The family acquired a 200 acre tract of poor land at ‘Twelve Mile Creek’, close to today’s city of Charlotte. But less than two years later, Andrew Snr died aged just 29, and only days before their third son was born. His gravestone can be seen today at Waxhaw Presbyterian Churchyard. Widowed Elizabeth took her young family to live with another Ulster family, the Crawfords, one of whom was her sister Jane.

A Mother’s Influence

Andrew later recalled his mother’s tales of how hard life had been in Ulster, of how Ulster-Scots Presbyterians had suffered ‘oppression by the nobility of Ireland over the labouring poor’.. She advised him to “Make friends by being honest, keep them by being steadfast; Andy, never tell a lie, nor take what is not your own, nor sue for slander, settle these cases yourself”.

Elizabeth’s careful parenting, combined with the cultural inheritance that the Ulster-Scots community had brought with them to the Waxhaws, would forge the boy into a man.

Birthplace Debate?

There have been occasional stories that Andrew Jackson was in fact Ulster-born, but no firm evidence has ever been found to substantiate this claim. In Samuel Miskimmin’s History and Antiquities of Carrickfergus (1909 edition) is a suggestion that a baby called Andrew had been born at sea, but had died during the voyage, and that the next son was given his name. Jackson’s American biographers dismiss these claims. Andrew Jackson himself was always vague about where he was born. He could not, of course, have raised any doubts himself about his birth in America, as that would have made him ineligible for the Presidency. A political opponent, Donegal-born Alexander Porter, spent time in Ireland attempting to prove the rumours, but was unsuccessful.

“The family from which General Andrew Jackson is descended were ... among the emigrants from Scotland to the province of Ulster. They were strict adherents to the Church of Scotland, and transmitted their religion, as well as their dialect, to their descendants of the present age.”
From Life of Andrew Jackson, by Amos Kendall, 1843. Kendall was one of Jackson’s ‘Kitchen Cabinet’.

Marker stone at Waxhaw Presbyterian Church, ‘organized 1755 by Scotch-Irish’.

 

Andrew Jackson’s Early Years

ANDREW JACKSON GREW UP in a community simmering with revolution. The ‘Sons of Liberty’ movement in Jackson’s North Carolina were known as ‘Regulators’, who in May 1771 took part in the Battle of Alamance. Presbyterian minister Rev David Caldwell told them that “our forefathers, or many of them, sacrificed at Londonderry and Enniskillen their lives, that they might hand down to us the fair inheritance of liberty.”

▶ _RAW RECORDS_:
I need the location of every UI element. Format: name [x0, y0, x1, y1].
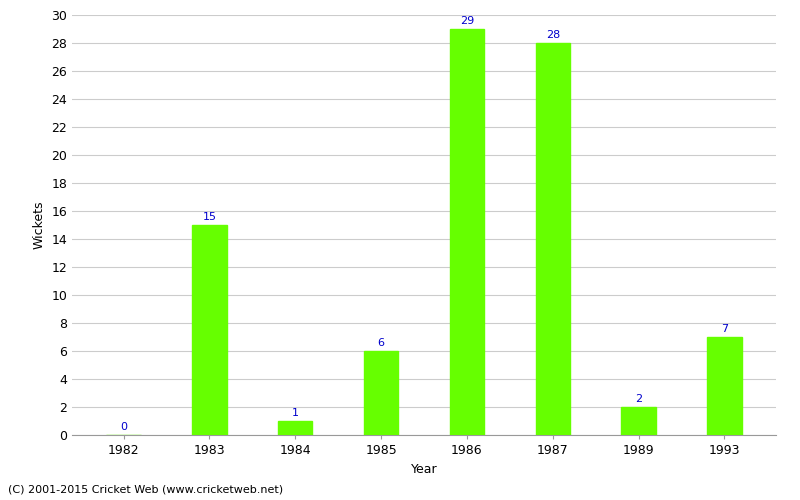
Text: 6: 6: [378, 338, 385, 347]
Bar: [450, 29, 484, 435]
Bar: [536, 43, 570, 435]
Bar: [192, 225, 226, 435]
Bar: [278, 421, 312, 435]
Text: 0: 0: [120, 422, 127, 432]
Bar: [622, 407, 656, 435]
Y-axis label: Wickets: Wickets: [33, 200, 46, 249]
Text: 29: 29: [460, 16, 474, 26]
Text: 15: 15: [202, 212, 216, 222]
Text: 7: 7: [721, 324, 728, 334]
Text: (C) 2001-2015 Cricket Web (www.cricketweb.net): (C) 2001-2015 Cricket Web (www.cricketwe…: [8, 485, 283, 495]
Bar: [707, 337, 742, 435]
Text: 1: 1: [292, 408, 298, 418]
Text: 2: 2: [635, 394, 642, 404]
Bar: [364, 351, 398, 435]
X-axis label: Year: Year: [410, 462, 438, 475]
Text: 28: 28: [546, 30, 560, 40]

--

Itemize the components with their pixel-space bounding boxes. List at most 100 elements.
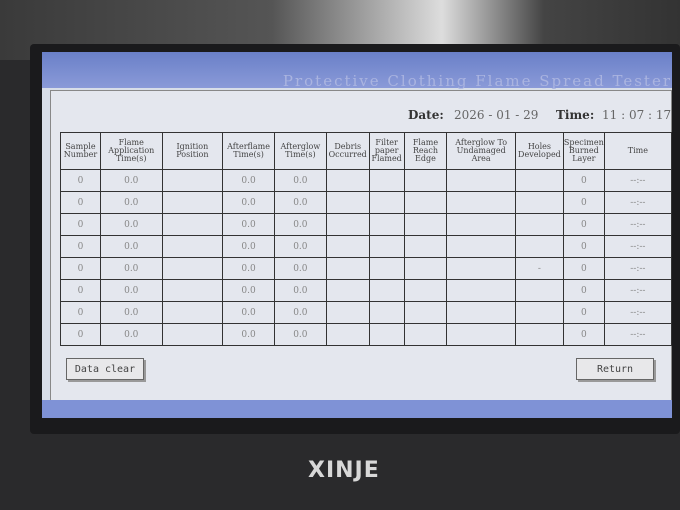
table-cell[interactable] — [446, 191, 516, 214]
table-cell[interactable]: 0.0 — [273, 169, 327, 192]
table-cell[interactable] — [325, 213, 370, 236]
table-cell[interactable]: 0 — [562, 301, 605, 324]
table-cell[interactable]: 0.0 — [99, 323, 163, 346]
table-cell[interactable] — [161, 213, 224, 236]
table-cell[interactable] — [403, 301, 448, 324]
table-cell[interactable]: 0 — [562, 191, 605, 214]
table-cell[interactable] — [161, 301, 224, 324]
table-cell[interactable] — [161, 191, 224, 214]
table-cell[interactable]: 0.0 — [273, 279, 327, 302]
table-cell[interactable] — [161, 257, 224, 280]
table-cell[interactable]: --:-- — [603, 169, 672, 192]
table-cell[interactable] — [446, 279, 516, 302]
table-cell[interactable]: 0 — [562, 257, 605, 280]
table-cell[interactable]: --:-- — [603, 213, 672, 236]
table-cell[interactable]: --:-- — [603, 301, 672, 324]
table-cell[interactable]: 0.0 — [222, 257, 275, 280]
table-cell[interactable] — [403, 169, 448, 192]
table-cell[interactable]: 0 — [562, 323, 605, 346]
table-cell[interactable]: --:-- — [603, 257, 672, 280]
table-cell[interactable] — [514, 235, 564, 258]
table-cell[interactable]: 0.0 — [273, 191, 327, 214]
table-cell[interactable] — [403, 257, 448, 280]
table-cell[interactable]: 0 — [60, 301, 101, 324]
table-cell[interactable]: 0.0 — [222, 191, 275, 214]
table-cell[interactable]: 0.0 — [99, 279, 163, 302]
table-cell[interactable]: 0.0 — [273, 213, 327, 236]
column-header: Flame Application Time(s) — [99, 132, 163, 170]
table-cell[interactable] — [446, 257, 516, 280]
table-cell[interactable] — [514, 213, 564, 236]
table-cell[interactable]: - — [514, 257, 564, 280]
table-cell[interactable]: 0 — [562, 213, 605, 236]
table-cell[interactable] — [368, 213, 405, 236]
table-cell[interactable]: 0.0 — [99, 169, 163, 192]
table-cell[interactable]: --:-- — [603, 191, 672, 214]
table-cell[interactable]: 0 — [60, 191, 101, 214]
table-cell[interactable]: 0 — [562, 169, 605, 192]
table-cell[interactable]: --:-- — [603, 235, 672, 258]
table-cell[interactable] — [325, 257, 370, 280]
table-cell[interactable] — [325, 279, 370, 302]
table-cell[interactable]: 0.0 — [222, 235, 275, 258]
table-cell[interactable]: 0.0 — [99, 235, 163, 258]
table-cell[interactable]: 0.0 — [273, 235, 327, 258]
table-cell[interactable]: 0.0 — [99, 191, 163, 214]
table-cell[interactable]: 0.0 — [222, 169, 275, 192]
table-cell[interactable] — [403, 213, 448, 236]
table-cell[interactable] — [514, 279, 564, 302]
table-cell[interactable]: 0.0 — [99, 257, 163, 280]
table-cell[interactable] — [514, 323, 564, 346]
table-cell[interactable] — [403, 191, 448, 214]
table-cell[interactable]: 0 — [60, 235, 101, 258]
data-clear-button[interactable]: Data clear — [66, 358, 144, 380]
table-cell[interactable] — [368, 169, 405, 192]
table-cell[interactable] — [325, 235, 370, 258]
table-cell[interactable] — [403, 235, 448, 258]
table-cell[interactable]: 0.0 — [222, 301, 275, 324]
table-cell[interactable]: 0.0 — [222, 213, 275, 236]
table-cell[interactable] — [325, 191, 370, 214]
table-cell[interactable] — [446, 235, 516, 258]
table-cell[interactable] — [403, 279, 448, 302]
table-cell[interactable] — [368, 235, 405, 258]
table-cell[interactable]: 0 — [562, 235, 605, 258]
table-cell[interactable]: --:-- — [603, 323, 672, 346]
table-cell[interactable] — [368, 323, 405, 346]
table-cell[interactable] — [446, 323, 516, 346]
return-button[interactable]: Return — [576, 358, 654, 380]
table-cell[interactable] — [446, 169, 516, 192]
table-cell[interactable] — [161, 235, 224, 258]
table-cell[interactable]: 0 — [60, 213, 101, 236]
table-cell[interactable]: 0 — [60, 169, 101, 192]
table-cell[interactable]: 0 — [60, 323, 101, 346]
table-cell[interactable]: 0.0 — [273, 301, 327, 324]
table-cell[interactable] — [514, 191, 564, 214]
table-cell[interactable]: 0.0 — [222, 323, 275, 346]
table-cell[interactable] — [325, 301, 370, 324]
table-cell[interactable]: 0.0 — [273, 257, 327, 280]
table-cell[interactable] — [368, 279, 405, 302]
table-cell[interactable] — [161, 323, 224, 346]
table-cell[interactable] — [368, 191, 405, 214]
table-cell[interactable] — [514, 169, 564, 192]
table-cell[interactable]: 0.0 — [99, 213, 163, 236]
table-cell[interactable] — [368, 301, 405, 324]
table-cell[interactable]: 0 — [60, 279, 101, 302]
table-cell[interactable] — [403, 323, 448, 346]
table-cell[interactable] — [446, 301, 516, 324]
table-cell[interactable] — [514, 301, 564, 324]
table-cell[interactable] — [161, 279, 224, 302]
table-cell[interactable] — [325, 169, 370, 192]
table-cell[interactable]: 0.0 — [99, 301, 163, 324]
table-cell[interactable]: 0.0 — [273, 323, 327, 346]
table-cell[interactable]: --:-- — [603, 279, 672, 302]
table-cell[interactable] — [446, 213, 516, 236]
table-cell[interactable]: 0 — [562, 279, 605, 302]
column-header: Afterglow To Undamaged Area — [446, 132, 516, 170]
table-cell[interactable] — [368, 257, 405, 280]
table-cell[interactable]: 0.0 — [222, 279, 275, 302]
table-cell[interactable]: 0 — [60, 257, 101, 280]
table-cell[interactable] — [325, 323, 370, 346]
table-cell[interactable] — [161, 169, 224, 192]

==

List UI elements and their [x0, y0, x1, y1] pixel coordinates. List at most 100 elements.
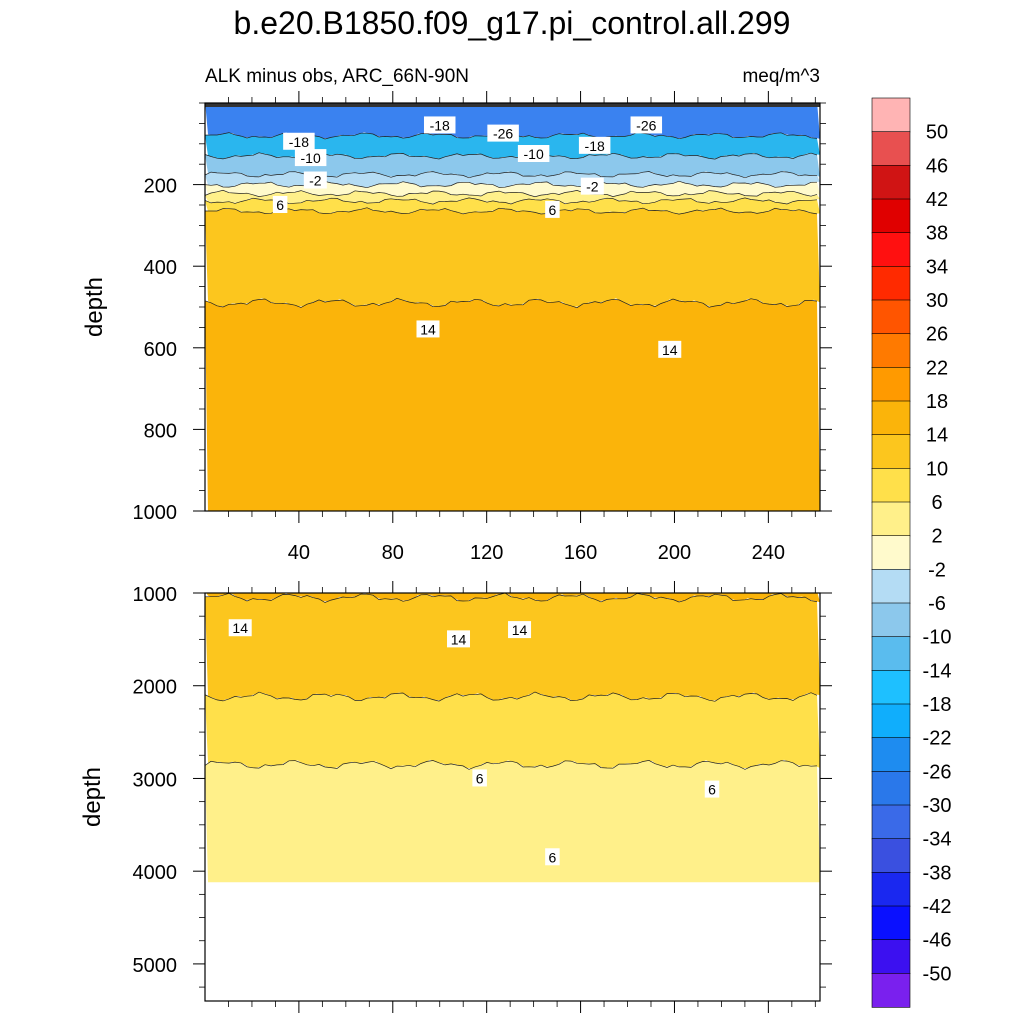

▶ _INSTRUCTIONS_:
**1)** In the Andrew Jackson passage, where can the gravestone of Andrew Snr be seen today?
**2)** Please carry on the passage about Andrew Jackson's early years from the point where it stops.

▶ _ANSWERS TO THE EXERCISE_:
**1)** At Waxhaw Presbyterian Churchyard.

**2)**
A Family in Battle

In 1776, when Andrew Jackson was only 9 years old, he was asked to read aloud the American Declaration of Independence to the people of the Waxhaws. The war that followed would last for eight long years and the Waxhaws became known to the British as “the hornet’s nest”.

His oldest brother Hugh joined the local militia company, but died of heat exhaustion after a battle in 1779. Andrew and brother Robert joined the mounted militia of South Carolina. In 1781 their Presbyterian church was burned by British dragoons. The brothers were captured by the British army and Andrew was slashed by an officer’s sword, having refused to clean his boots. Soon after this Robert died, as did their mother Elizabeth. Andrew Jackson was an orphan at 14. Years later he spoke movingly of his feelings on hearing of her death: ‘I felt utterly alone and tried to recall her last words to me.’

Ulster Inheritance and Legal Career

When his grandfather died back in Carrickfergus, Andrew inherited £400, then a substantial amount of money, but he squandered it and the remnant of his father’s farmland on gambling. He returned to education and was tutored by a Scotch-Irishman called Robert McCulloch. His education complete, Jackson persuaded a successful lawyer to allow him to study law, and in 1787 he was admitted to the bar. The following year he was appointed Public Prosecutor of Western District of North Carolina, an area that included today’s Tennessee.

North Carolina to Nashville

He relocated to Nashville in 1790, a town only ten years old. He formed a legal practice with fellow lawyer John Overton, and became a close colleague of William Blount who was a powerful and well-connected friend of the Donelsons. Jackson became Attorney General of Tennessee and when it formally became a state, he was elected as its only US Representative, and later as a Senator. However he resigned this post 1798, and became a judge of the Tennessee Supreme Court until 1804.

“Scotch-Irish Presbyterians, who formed so large a proportion of the people of North Carolina, and moulded its religious and political character… their ideas of religious liberty have given a colouring to their political notions on all subjects”
Rev Benjamin Morris, Christian Life and Character Of The Civil Institutions Of The United States (1864)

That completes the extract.